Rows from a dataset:
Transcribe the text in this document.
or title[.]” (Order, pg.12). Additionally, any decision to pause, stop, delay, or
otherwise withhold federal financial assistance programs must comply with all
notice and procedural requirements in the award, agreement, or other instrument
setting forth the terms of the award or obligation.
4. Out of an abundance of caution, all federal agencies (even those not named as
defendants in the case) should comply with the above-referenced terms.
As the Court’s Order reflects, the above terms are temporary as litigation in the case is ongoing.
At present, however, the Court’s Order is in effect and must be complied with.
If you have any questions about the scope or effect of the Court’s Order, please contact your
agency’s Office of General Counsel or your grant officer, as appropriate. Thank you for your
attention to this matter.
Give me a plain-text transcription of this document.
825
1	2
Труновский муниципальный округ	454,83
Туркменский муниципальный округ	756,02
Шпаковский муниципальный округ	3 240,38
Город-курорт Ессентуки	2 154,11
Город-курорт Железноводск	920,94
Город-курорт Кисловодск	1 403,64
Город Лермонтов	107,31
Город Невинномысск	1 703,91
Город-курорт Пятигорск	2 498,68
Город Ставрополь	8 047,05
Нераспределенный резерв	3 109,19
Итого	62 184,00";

> **Task prompt**: Say how many lines contain "with", and give nothing but that number.

> **Finished answer**: 3